• SUPPLIED RECORDS:
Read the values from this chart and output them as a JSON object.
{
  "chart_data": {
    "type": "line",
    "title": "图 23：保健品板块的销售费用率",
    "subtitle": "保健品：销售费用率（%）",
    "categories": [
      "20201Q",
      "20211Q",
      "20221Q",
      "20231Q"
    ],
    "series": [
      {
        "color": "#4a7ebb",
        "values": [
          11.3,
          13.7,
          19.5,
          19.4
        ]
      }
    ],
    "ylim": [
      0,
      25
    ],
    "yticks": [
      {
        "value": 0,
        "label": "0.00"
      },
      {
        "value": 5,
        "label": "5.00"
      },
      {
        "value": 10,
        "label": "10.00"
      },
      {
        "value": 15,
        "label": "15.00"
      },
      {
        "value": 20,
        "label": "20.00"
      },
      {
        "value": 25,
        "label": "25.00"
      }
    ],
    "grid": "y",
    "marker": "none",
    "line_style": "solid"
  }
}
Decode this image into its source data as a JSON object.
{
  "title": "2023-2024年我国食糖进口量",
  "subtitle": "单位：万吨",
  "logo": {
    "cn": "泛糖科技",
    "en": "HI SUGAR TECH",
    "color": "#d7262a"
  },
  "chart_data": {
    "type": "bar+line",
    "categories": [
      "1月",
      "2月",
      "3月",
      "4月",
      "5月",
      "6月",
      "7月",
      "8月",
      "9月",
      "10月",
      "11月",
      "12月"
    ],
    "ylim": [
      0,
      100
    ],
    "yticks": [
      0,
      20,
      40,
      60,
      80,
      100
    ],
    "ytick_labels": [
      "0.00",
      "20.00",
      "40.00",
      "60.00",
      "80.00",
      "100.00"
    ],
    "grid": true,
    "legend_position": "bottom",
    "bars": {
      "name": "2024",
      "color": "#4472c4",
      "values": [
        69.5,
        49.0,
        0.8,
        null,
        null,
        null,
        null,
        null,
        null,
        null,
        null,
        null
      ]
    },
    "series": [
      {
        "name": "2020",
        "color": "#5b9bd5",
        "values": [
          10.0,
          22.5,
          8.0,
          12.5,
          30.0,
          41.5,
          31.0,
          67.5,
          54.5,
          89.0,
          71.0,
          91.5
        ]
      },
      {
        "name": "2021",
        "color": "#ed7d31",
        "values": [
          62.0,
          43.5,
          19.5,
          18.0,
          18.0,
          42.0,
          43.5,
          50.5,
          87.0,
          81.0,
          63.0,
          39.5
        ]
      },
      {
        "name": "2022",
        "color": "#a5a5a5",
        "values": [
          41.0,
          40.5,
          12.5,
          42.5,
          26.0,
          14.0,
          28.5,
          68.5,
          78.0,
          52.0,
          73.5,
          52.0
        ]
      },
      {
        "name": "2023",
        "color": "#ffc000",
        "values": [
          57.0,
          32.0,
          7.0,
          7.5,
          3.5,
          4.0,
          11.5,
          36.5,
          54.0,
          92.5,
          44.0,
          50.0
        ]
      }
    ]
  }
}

• WHAT YOU SHOULD DO:
All of the entries above need to be reproduced exactly.

• PROBLEM SOLUTION:
Read the values from this chart and output them as a JSON object.
{
  "chart_data": {
    "type": "line",
    "title": "图 23：保健品板块的销售费用率",
    "subtitle": "保健品：销售费用率（%）",
    "categories": [
      "20201Q",
      "20211Q",
      "20221Q",
      "20231Q"
    ],
    "series": [
      {
        "color": "#4a7ebb",
        "values": [
          11.3,
          13.7,
          19.5,
          19.4
        ]
      }
    ],
    "ylim": [
      0,
      25
    ],
    "yticks": [
      {
        "value": 0,
        "label": "0.00"
      },
      {
        "value": 5,
        "label": "5.00"
      },
      {
        "value": 10,
        "label": "10.00"
      },
      {
        "value": 15,
        "label": "15.00"
      },
      {
        "value": 20,
        "label": "20.00"
      },
      {
        "value": 25,
        "label": "25.00"
      }
    ],
    "grid": "y",
    "marker": "none",
    "line_style": "solid"
  }
}
Decode this image into its source data as a JSON object.
{
  "title": "2023-2024年我国食糖进口量",
  "subtitle": "单位：万吨",
  "logo": {
    "cn": "泛糖科技",
    "en": "HI SUGAR TECH",
    "color": "#d7262a"
  },
  "chart_data": {
    "type": "bar+line",
    "categories": [
      "1月",
      "2月",
      "3月",
      "4月",
      "5月",
      "6月",
      "7月",
      "8月",
      "9月",
      "10月",
      "11月",
      "12月"
    ],
    "ylim": [
      0,
      100
    ],
    "yticks": [
      0,
      20,
      40,
      60,
      80,
      100
    ],
    "ytick_labels": [
      "0.00",
      "20.00",
      "40.00",
      "60.00",
      "80.00",
      "100.00"
    ],
    "grid": true,
    "legend_position": "bottom",
    "bars": {
      "name": "2024",
      "color": "#4472c4",
      "values": [
        69.5,
        49.0,
        0.8,
        null,
        null,
        null,
        null,
        null,
        null,
        null,
        null,
        null
      ]
    },
    "series": [
      {
        "name": "2020",
        "color": "#5b9bd5",
        "values": [
          10.0,
          22.5,
          8.0,
          12.5,
          30.0,
          41.5,
          31.0,
          67.5,
          54.5,
          89.0,
          71.0,
          91.5
        ]
      },
      {
        "name": "2021",
        "color": "#ed7d31",
        "values": [
          62.0,
          43.5,
          19.5,
          18.0,
          18.0,
          42.0,
          43.5,
          50.5,
          87.0,
          81.0,
          63.0,
          39.5
        ]
      },
      {
        "name": "2022",
        "color": "#a5a5a5",
        "values": [
          41.0,
          40.5,
          12.5,
          42.5,
          26.0,
          14.0,
          28.5,
          68.5,
          78.0,
          52.0,
          73.5,
          52.0
        ]
      },
      {
        "name": "2023",
        "color": "#ffc000",
        "values": [
          57.0,
          32.0,
          7.0,
          7.5,
          3.5,
          4.0,
          11.5,
          36.5,
          54.0,
          92.5,
          44.0,
          50.0
        ]
      }
    ]
  }
}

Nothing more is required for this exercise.